◆ SHORT EXERCISE: Transcribe the data in full and exactly, omitting any pictures.

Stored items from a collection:
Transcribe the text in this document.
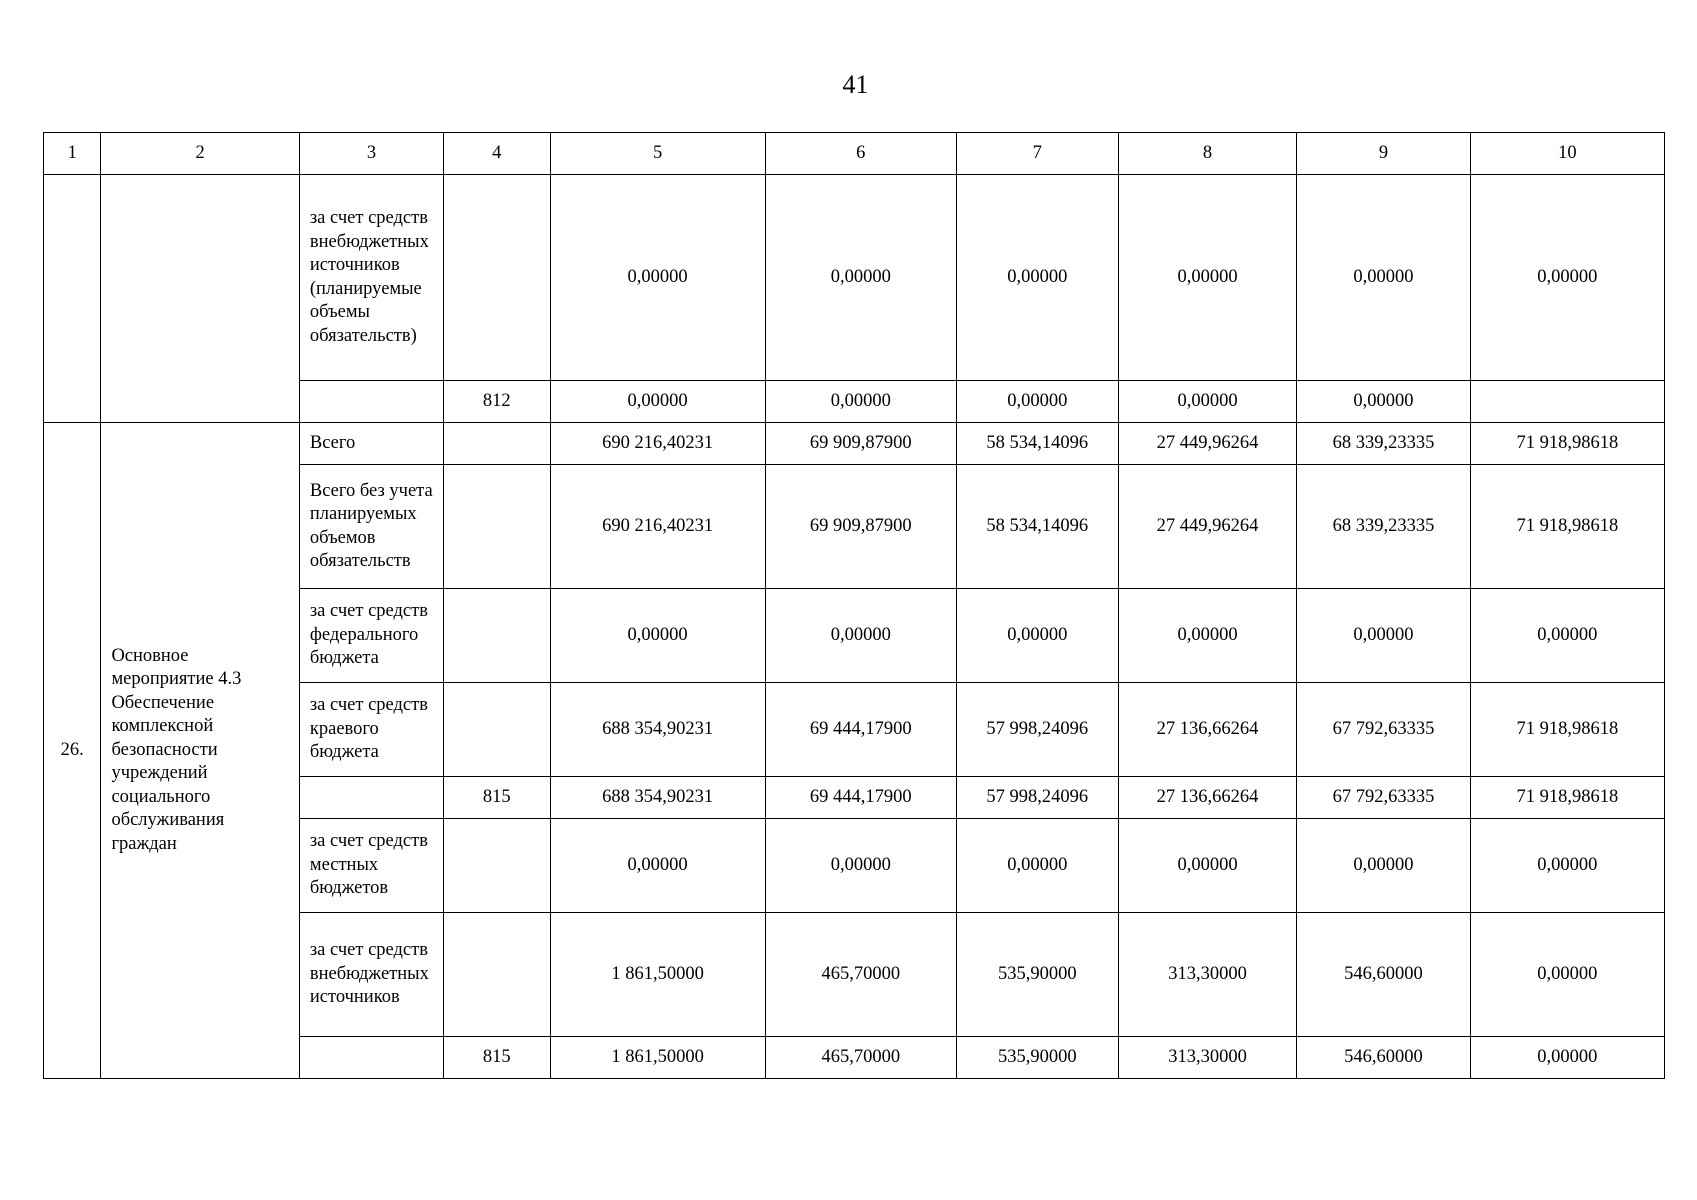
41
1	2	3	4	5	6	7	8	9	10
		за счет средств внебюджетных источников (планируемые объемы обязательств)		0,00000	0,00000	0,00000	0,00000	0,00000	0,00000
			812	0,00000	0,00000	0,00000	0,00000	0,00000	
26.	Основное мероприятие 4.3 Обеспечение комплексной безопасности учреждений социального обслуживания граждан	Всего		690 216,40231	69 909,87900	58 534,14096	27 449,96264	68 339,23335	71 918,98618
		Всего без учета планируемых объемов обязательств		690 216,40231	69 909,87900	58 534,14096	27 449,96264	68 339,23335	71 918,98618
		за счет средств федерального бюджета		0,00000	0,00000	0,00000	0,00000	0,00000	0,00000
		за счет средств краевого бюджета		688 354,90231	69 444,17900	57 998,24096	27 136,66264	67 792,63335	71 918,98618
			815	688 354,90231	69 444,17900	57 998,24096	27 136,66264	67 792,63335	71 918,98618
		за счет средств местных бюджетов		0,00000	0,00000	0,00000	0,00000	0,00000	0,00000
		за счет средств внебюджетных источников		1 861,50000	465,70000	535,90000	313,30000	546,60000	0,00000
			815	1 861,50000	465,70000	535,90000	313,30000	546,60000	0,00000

◆ WRITTEN SOLUTION:
Transcribe the text in this document.
41
1	2	3	4	5	6	7	8	9	10
		за счет средств внебюджетных источников (планируемые объемы обязательств)		0,00000	0,00000	0,00000	0,00000	0,00000	0,00000
			812	0,00000	0,00000	0,00000	0,00000	0,00000	
26.	Основное мероприятие 4.3 Обеспечение комплексной безопасности учреждений социального обслуживания граждан	Всего		690 216,40231	69 909,87900	58 534,14096	27 449,96264	68 339,23335	71 918,98618
		Всего без учета планируемых объемов обязательств		690 216,40231	69 909,87900	58 534,14096	27 449,96264	68 339,23335	71 918,98618
		за счет средств федерального бюджета		0,00000	0,00000	0,00000	0,00000	0,00000	0,00000
		за счет средств краевого бюджета		688 354,90231	69 444,17900	57 998,24096	27 136,66264	67 792,63335	71 918,98618
			815	688 354,90231	69 444,17900	57 998,24096	27 136,66264	67 792,63335	71 918,98618
		за счет средств местных бюджетов		0,00000	0,00000	0,00000	0,00000	0,00000	0,00000
		за счет средств внебюджетных источников		1 861,50000	465,70000	535,90000	313,30000	546,60000	0,00000
			815	1 861,50000	465,70000	535,90000	313,30000	546,60000	0,00000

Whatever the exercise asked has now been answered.